### STATED GOAL
Quote all of the data that follows exactly as written, skipping the images.

### GIVEN ENTRIES
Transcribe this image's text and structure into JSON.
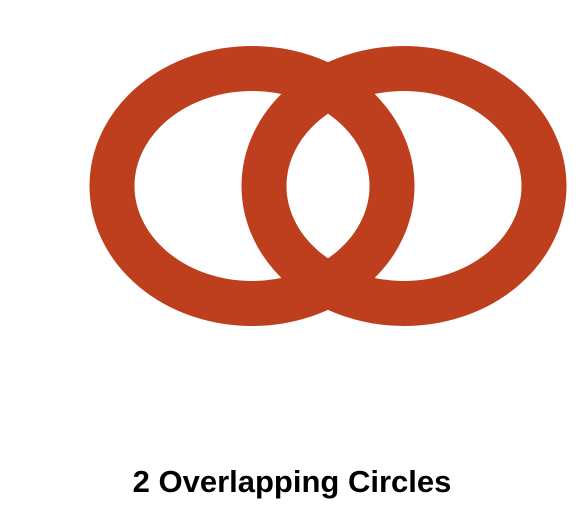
{
  "title": "2 Overlapping Circles",
  "shape": {
    "type": "ring",
    "count": 2,
    "color": "#BD3F1E"
  }
}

### SOLUTION FOR THIS TASK
Transcribe this image's text and structure into JSON.
{
  "title": "2 Overlapping Circles",
  "shape": {
    "type": "ring",
    "count": 2,
    "color": "#BD3F1E"
  }
}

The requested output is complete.